▸ Exercise instructions
a: Decide whether each statement agrees with the SQL Server interview notes: (i) the Workload Governor refuses connection requests once more than eight are open; (ii) reporting services required a separate installation in SQL Server 2000; (iii) varbinary (max) assigns the same storage whatever the actual data size. Answer yes or no for each and quote the words of the notes that decide it.
b: Using the SQL Server interview notes, answer each question on its own line, keeping the markers:
(i) How many connections are allowed by default for both SQL Server and MSDE?
(ii) Which protocol enables stored procedure invocation in SQL Server 2005?
(iii) What does data partitioning break into multiple pieces?
c: Extend the SQL Server interview notes on differences between SQL Server 2000 and 2005, starting right after their final sentence.

▸ Provided passage
There is a complete chapter on SQL Server XML Support so until then this will suffice.

Summarizing: The major difference is database size (2 GB vs. 4 GB), support of .NET support in stored procedures and native support for XML. This should convince the interviewer that you are clear about the differences.

(Q) What is SQL Server 2000 Workload Governor?

Workload governor limits performance of the SQL Server Desktop engine (MSDE) if the SQL engine receives more load than what is meant for MSDE. MSDE was always meant for trial purpose and non-critical projects. Microsoft always planned for companies to buy the full version of SQL Server so they introduced this limitation on MSDE performance and the number of connections through the Workload Governor.

The workload governor sits between the client and the database engine and counts the number of connections per database instance. If the workload governor finds that the number of connections exceeds eight connections, it starts stalling the connections and slowing down the database engine.

Note: It does not limit the number of connections but makes the connection request go slow. By default, 32,767 connections are allowed both for SQL Server and MSDE. But it just makes the database engine go slow above eight connections.

(Q) What is the difference between SQL Server 2000 and 2005?

Twist: What is the difference between Yukon and SQL Server2000?

Note: This question will be one of the favorites during SQL Server Interviews. I have marked the points for developers as PG and DBA for Database Administrator.

Following are some major differences between the two versions:

The most significant change is the .NET integration with SQL Server 2005. Stored procedures, User-defined functions, triggers, aggregates, and user defined types can now be written using your own favorite .NET language (VB.NET, C#, J# etc .). This support was not there in SQL Server 2000 where the only language was T-SQL. In SQL Server 2005, you have support for two languages T-SQL and .NET.
SQL Server 2005 has reporting services for reports which is a newly added feature and does not exist for SQL Server 2000. It was a separate installation for SQL Server 2000.
(PG) SQL Server 2005 has introduced two new data types: varbinary (max) and XML. If you remember in SQL Server 2000, we had image and text data types. The problem with image and text data types is that they assign the same amount of storage irrespective of the actual data size. This problem is solved using varbinary (max) which adjusts depending on size of the data. The other new data type, XML, enables you to store XML documents and perform schema verification. In SQL Server 2000, developers used varchar or text data type, and all validation had to be done programmatically.
SQL Server 2005 can now process direct incoming HTTP request with out IIS web server. Also, stored procedure invocation is enabled using the SOAP protocol.
Asynchronous mechanism is introduced using Server events. In the Server event model the Server posts an event to the SQL Broker service; while waiting, the client can request the status by querying the broker.
For huge databases, SQL Server has provided a cool feature called Data Partitioning. In data partitioning you break a single database object such as a table or index into multiple pieces. For the client application, the data continues to appear as a single database object (i.e. the partitions are transparent).

▸ Given information
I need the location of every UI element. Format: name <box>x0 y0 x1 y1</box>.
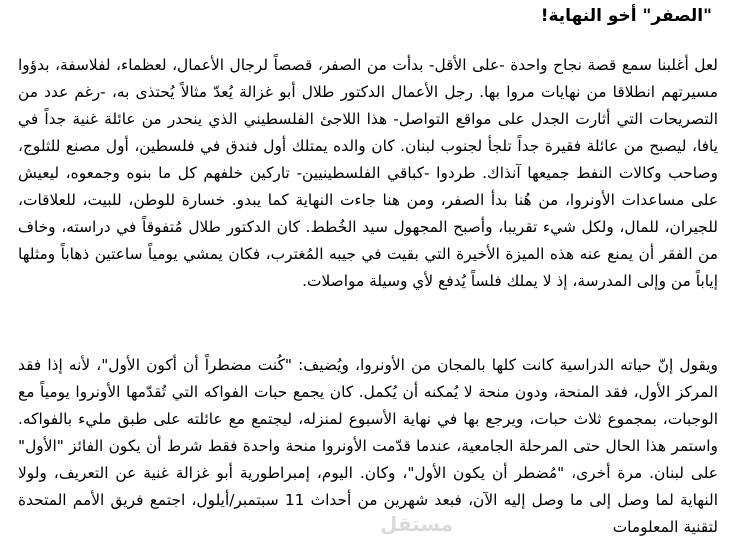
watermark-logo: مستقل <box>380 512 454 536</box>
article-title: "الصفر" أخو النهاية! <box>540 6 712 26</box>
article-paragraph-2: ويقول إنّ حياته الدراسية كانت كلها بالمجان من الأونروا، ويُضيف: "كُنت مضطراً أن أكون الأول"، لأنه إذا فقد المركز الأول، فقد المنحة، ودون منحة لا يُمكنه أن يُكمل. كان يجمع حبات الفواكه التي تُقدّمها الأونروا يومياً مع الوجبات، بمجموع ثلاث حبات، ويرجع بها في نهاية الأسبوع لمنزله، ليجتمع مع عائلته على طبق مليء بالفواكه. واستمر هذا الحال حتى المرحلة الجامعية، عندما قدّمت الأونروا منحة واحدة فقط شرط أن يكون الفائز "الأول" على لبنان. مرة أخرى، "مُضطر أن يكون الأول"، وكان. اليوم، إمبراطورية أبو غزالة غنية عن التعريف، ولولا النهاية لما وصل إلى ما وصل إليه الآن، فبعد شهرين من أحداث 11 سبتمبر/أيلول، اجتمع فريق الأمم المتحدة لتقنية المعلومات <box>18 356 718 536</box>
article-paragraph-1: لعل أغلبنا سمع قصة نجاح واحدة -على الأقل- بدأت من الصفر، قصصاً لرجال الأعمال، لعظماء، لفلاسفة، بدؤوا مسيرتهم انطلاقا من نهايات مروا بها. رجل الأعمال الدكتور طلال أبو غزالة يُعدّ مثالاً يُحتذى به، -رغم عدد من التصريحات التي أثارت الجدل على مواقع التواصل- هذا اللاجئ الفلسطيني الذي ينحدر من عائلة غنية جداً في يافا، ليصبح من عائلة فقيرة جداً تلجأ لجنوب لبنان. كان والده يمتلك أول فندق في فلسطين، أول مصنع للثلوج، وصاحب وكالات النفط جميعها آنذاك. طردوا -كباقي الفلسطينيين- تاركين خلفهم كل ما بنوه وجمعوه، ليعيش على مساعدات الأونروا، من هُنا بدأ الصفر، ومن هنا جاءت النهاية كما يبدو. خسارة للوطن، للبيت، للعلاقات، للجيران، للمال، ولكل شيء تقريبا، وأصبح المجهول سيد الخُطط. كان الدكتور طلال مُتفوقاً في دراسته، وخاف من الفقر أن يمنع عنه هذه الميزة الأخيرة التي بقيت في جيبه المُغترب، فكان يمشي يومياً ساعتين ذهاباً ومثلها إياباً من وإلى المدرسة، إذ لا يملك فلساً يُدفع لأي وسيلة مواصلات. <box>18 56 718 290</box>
==
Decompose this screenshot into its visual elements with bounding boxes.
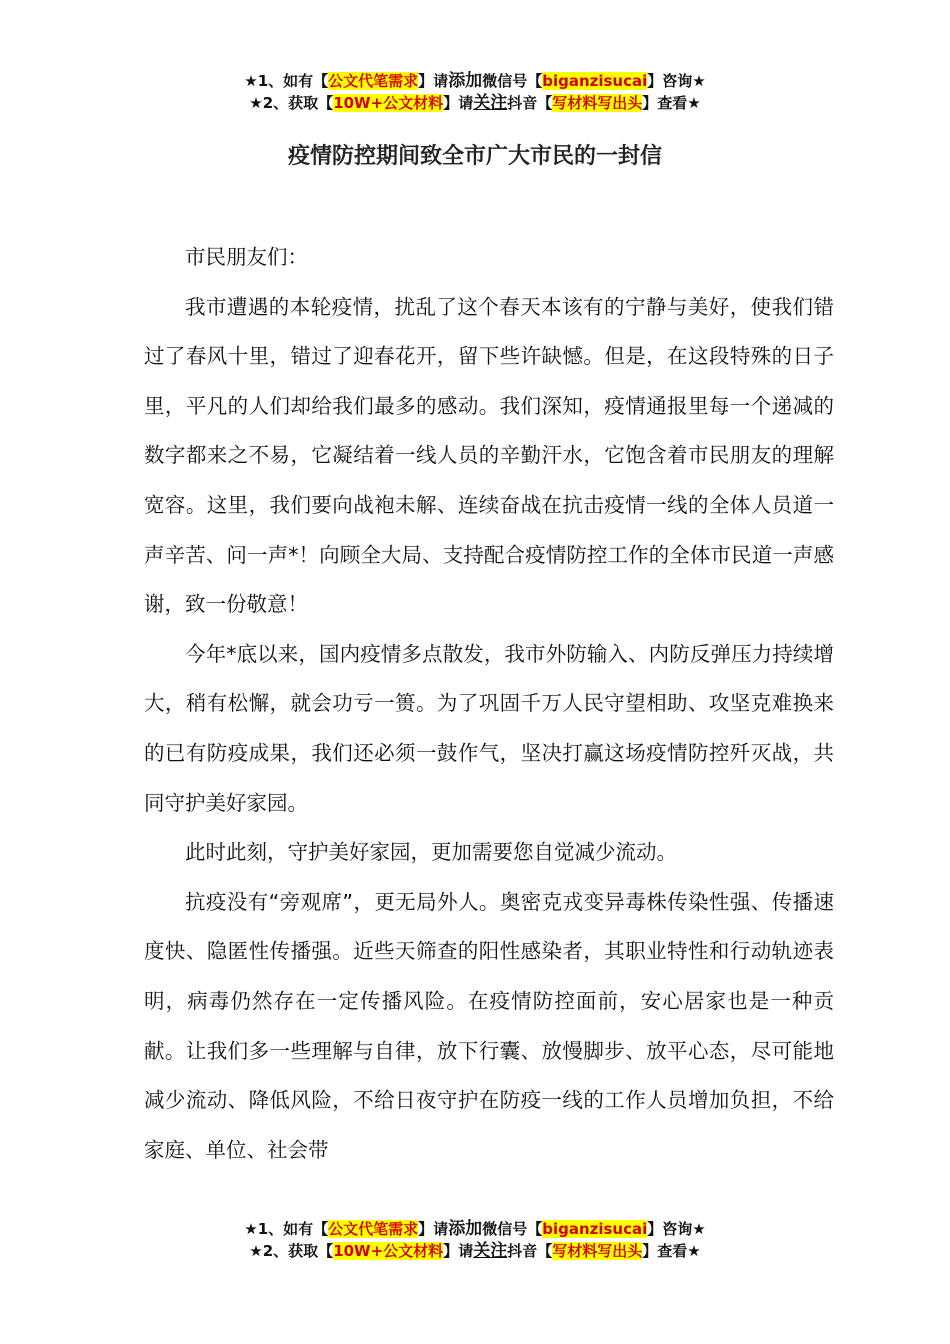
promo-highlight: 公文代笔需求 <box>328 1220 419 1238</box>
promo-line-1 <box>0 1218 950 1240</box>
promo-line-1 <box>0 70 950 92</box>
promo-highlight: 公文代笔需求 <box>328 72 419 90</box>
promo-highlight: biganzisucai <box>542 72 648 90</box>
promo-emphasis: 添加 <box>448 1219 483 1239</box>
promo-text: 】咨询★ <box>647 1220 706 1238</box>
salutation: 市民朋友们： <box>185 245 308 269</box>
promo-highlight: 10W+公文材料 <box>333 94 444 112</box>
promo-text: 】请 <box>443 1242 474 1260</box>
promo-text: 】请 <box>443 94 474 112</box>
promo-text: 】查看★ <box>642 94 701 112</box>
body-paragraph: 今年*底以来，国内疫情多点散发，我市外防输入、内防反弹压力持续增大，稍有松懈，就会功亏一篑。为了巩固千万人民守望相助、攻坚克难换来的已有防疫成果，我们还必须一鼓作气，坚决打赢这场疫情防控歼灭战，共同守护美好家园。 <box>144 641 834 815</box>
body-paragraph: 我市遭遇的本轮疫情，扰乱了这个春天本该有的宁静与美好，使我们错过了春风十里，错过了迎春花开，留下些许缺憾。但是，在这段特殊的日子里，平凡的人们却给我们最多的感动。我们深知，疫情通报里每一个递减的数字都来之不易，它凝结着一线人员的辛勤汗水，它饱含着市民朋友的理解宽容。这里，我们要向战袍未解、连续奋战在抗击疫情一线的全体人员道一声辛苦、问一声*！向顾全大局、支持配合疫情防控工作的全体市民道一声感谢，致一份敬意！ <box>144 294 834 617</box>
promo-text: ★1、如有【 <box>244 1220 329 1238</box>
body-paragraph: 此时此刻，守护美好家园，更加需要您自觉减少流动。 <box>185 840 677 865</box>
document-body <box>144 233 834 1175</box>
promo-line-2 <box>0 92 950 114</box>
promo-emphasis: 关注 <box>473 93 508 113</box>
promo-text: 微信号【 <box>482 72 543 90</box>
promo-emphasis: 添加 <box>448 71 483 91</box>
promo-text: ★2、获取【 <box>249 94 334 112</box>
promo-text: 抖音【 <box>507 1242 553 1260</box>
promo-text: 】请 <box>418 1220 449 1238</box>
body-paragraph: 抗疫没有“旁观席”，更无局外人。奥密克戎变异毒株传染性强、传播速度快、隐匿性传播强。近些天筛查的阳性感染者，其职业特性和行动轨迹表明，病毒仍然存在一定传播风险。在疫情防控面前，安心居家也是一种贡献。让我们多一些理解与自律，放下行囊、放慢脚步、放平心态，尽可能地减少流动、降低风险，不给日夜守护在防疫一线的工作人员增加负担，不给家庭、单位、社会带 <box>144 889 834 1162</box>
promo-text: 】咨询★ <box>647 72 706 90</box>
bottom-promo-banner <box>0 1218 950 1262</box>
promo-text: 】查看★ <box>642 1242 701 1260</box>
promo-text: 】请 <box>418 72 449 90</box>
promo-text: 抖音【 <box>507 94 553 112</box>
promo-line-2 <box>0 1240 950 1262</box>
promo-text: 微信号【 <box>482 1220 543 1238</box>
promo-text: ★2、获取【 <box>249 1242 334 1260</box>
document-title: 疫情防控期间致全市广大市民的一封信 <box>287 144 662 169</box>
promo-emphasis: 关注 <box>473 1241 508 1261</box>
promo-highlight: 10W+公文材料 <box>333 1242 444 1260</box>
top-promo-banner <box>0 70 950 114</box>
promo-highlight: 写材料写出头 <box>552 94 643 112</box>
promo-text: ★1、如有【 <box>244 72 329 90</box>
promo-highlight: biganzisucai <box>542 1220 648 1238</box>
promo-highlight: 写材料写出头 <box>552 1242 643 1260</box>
--
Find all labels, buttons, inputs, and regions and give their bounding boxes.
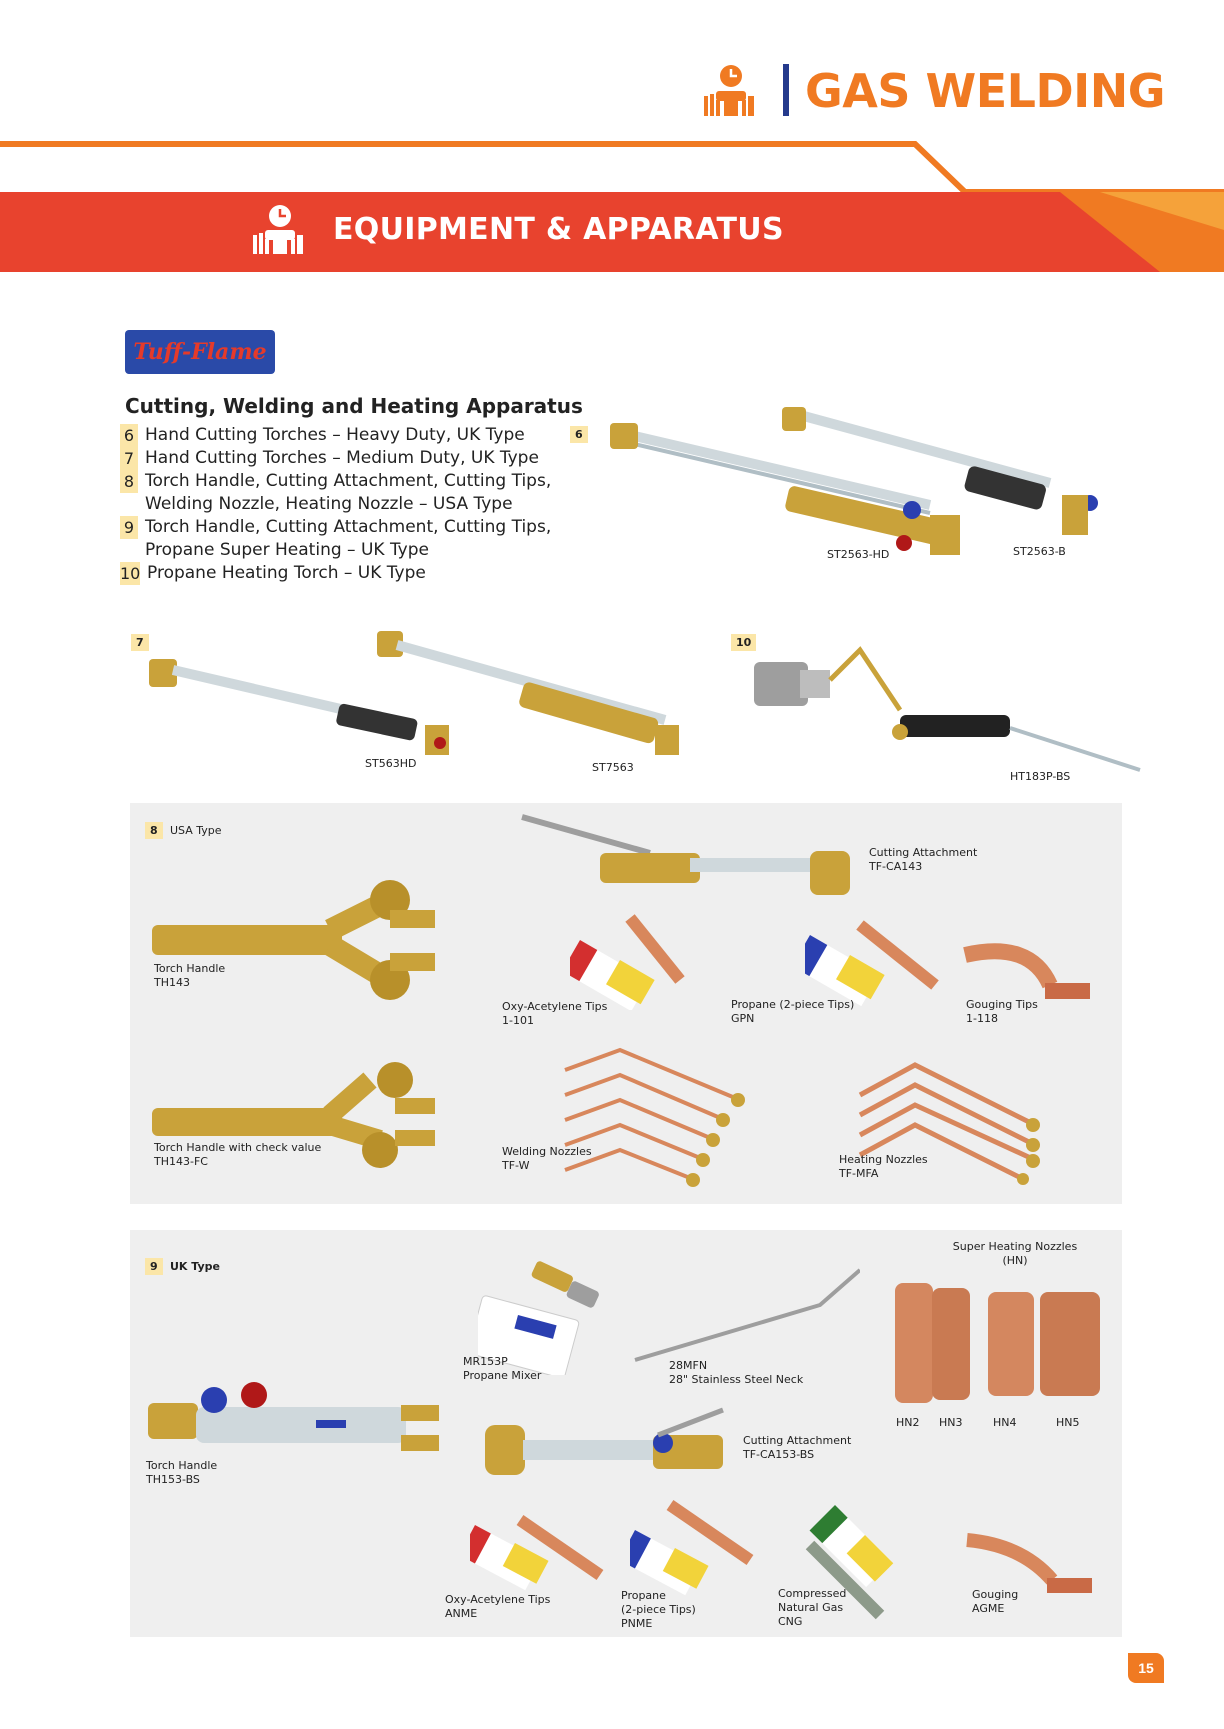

▸ Responses to the exercise
a:
(i) No: "It does not limit the number of connections but makes the connection request go slow."
(ii) Yes: "It was a separate installation for SQL Server 2000."
(iii) No: "This problem is solved using varbinary (max) which adjusts depending on size of the data."

b:
(i) 32,767 connections.
(ii) The SOAP protocol.
(iii) A single database object, such as a table or index.

c:
In SQL Server 2000 if you rebuilt clustered indexes, even the non-clustered indexes where rebuilt. But in SQL Server 2005 building the clustered indexes does not re-build the non-clustered indexes.
Bulk data uploading in SQL Server 2000 was done using BCP (Bulk copy programs) format files. Now in SQL Server 2005 bulk, data uploading uses XML file format.
In SQL Server 2000 there where maximum 16 instances, but in 2005 you can have up to 50 instances.
Server 2005 has support of "Multiple Active Result Sets" also called "MARS". In previous versions of SQL Server 2000, one connection can only have one result set. With 2005 one SQL connection can query and have multiple results set.
In previous versions of SQL Server 2000, system catalog was stored in master database. In SQL Server 2005 it is stored in a resource database that is stored as a sys object; you cannot access the sys object directly as in the older version when we where accessing the master database.
There is one hardware benefit held by SQL Server 2005 called hyper threading. Windows 2003 supports hyper threading and SQL Server 2005 can take advantage of it.

Note: Hyper threading is a technology developed by INTEL which creates two logical processors on a single physical hardware processor.
SMO will be used for SQL Server Management.
AMO (Analysis Management Objects) is used to manage Analysis Services servers, data sources, cubes, dimensions, measures, and data mining models. You can map AMO in old SQL Server with DSO (Decision Support Objects).
Replication is now managed by RMO (Replication Management Objects).

Note: SMO, AMO and RMO are all using .NET Framework.
SQL Server 2005 uses current user execution context to check rights rather than ownership link chain, which was done in SQL Server 2000.

Note: There is a question on this later; see Execution Context questions.
In previous versions of SQL Server the schema and the user name was the same, but in current, the schema is separated from the user. Now the user owns the schema.

Note: There are questions on this; see Schema.
Query analyzer is now replaced by query editor.
Business Intelligence development studio will be used to create Business Intelligence solutions.
OSQL and ISQL command line utility is replaced by SQLCMD utility.
SQL Server Enterprise manager is now replaced by SQL Server Management studio.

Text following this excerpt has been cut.